Copy the listing from its start through the line containing "refresh-icon[interactable] — [57, 136, 74, 153]", putting "reload-icon" in place of "refresh-icon" and leaving everything else the same.
--- begin Provided material ---
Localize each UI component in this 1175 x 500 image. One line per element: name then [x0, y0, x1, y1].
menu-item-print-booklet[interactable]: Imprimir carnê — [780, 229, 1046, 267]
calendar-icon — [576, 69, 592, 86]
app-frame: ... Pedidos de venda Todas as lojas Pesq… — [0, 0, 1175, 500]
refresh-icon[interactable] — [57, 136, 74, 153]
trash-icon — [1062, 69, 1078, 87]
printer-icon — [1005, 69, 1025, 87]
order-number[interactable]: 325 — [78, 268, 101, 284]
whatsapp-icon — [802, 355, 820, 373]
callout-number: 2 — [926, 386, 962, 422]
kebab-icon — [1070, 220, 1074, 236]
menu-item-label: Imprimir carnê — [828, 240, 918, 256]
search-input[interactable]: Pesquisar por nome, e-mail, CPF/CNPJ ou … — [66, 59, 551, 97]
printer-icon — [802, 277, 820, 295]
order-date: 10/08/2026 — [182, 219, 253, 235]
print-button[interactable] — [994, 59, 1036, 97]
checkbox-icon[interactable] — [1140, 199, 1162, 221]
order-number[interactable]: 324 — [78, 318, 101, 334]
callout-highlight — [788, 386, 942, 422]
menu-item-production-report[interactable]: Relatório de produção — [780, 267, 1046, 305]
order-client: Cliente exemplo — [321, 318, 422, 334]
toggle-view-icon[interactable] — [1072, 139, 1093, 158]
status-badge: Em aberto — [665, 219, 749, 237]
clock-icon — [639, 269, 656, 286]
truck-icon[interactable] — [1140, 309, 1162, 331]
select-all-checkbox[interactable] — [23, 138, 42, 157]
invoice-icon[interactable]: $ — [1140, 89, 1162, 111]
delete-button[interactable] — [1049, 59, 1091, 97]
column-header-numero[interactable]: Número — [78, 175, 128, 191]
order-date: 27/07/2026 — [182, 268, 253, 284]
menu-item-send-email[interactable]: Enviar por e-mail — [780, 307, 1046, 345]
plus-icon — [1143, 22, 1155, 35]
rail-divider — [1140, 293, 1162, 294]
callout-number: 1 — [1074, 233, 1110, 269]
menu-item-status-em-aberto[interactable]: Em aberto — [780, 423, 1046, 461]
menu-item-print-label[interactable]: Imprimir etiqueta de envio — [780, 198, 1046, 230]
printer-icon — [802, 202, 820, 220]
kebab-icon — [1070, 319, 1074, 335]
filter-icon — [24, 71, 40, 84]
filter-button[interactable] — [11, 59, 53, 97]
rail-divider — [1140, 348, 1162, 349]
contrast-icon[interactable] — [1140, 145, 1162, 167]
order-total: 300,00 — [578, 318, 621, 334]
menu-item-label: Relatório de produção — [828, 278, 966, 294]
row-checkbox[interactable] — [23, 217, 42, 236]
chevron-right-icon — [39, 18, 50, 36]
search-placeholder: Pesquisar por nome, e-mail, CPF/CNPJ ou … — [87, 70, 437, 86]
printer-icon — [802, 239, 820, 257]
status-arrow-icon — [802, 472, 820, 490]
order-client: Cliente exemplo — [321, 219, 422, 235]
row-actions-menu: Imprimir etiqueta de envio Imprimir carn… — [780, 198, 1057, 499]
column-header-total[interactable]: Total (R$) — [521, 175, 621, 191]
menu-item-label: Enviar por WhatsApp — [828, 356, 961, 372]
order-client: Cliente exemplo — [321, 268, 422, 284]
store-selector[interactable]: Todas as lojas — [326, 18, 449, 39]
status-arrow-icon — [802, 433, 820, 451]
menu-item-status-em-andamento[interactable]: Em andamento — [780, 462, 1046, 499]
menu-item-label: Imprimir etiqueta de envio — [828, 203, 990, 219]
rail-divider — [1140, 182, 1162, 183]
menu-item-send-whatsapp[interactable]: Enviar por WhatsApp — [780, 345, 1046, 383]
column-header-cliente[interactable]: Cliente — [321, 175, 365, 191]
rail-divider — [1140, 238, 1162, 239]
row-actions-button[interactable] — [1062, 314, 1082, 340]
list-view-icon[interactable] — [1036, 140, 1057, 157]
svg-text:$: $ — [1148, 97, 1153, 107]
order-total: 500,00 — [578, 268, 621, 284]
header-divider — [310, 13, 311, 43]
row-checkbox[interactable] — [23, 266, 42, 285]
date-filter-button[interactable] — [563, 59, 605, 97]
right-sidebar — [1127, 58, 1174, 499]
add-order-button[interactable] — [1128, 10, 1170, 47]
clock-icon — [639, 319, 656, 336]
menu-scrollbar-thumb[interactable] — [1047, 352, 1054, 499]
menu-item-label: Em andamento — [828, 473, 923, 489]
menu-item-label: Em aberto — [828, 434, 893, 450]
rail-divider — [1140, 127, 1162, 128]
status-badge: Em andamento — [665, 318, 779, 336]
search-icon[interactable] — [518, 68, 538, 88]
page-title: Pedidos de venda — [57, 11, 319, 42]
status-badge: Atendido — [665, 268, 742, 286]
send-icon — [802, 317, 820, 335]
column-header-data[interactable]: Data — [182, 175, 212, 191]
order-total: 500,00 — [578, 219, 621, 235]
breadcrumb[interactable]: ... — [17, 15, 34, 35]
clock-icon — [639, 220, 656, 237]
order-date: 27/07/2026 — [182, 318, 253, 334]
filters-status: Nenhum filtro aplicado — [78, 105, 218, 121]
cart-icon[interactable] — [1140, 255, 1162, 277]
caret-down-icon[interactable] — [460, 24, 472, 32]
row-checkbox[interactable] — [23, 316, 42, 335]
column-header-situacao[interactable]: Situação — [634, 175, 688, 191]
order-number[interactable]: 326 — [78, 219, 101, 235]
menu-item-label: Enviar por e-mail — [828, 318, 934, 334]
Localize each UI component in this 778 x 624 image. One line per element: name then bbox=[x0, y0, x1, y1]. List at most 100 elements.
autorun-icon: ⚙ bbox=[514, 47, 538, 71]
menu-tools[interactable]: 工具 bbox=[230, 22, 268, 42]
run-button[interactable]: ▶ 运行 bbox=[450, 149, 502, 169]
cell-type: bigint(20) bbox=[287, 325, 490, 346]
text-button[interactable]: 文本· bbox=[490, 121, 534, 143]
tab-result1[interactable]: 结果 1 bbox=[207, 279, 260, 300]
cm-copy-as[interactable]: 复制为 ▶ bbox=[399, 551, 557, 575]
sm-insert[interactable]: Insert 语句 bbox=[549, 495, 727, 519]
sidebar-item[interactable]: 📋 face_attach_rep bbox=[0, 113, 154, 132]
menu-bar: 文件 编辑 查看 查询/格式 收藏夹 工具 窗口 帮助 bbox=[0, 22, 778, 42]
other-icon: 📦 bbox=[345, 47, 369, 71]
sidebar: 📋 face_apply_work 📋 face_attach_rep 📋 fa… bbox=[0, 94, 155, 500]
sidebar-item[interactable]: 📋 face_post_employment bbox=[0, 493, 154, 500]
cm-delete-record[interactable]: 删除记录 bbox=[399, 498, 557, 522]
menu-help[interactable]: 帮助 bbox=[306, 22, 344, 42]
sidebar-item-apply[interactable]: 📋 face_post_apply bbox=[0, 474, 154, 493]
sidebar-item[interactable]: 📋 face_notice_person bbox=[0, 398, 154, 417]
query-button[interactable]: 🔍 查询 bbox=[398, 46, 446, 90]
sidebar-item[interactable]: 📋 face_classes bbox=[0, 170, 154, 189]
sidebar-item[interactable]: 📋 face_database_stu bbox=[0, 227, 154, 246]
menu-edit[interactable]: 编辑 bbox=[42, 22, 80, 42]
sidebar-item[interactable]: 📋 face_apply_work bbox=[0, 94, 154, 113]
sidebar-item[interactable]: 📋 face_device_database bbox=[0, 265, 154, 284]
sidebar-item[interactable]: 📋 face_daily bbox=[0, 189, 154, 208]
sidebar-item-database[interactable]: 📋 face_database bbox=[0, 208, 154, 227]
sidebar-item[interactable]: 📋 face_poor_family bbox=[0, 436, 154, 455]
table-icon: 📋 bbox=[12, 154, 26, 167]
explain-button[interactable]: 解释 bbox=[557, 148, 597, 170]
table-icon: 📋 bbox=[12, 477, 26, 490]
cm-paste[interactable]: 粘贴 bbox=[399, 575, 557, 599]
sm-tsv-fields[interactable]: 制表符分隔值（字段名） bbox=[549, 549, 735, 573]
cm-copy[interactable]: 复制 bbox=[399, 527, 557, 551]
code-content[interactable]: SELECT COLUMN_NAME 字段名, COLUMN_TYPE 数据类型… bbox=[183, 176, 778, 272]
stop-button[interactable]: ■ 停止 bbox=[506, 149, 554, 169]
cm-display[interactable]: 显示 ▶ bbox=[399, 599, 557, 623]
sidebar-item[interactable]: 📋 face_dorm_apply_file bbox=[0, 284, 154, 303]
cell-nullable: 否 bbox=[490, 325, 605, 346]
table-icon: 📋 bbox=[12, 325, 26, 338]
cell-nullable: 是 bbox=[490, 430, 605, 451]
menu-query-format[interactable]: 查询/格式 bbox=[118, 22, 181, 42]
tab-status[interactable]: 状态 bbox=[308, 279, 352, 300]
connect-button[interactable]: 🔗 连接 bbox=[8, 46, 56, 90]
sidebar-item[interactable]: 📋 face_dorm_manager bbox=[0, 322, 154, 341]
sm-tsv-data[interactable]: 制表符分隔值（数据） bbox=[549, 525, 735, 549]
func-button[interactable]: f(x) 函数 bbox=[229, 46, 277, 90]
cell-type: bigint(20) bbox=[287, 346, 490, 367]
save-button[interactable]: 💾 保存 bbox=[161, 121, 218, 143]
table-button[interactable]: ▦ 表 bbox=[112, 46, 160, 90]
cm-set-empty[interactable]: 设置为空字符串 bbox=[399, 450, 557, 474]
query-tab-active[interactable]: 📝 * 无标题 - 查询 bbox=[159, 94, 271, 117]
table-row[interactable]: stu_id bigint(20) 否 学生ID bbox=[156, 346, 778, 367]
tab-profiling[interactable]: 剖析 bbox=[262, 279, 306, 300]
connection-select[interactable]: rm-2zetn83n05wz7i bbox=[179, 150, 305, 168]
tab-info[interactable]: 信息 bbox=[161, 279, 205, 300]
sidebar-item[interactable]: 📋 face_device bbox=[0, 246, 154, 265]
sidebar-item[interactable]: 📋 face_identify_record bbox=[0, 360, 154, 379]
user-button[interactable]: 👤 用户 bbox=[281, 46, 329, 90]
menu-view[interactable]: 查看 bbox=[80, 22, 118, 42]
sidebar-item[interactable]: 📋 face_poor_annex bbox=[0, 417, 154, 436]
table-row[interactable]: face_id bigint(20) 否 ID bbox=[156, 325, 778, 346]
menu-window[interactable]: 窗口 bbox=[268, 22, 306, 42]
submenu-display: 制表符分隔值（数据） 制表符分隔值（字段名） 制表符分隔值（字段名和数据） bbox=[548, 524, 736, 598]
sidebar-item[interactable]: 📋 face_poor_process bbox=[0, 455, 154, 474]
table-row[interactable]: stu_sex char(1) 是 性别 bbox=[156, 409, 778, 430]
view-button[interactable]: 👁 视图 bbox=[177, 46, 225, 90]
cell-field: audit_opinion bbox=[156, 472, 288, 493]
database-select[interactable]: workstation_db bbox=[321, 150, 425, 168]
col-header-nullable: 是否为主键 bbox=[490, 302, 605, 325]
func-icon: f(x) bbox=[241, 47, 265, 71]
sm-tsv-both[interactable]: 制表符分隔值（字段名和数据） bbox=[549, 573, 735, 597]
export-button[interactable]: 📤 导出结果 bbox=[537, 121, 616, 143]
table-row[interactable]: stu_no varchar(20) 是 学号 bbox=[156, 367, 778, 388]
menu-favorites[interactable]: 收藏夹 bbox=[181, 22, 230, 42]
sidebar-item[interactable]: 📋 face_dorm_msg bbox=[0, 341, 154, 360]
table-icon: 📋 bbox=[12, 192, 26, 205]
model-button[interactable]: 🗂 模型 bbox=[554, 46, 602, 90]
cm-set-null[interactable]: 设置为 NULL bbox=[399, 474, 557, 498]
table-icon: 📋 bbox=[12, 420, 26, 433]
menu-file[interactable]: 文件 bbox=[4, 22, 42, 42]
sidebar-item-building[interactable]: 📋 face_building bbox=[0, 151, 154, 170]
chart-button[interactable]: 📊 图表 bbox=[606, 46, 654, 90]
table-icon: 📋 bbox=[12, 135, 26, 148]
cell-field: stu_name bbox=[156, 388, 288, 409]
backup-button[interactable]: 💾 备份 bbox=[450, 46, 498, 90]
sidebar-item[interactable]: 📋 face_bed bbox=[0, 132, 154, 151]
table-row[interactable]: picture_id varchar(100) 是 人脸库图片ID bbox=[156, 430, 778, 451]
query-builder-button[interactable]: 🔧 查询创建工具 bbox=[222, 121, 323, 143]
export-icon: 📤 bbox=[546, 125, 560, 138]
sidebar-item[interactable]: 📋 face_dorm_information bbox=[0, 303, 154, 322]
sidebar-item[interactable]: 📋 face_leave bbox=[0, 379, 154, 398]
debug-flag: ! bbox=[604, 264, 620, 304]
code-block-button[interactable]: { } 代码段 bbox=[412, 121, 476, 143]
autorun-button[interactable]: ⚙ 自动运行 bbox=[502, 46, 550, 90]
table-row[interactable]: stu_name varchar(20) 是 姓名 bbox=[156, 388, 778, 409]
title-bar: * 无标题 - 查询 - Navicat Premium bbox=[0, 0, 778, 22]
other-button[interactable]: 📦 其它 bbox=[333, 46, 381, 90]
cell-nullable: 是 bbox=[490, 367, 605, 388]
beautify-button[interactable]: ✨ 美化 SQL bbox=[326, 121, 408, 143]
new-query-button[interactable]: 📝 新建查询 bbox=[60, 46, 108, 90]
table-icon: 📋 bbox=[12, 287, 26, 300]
--- end Provided material ---
▶ [Result for this exercise]:
Localize each UI component in this 1175 x 500 image. One line per element: name then [x0, y0, x1, y1].
menu-item-print-booklet[interactable]: Imprimir carnê — [780, 229, 1046, 267]
calendar-icon — [576, 69, 592, 86]
app-frame: ... Pedidos de venda Todas as lojas Pesq… — [0, 0, 1175, 500]
reload-icon[interactable] — [57, 136, 74, 153]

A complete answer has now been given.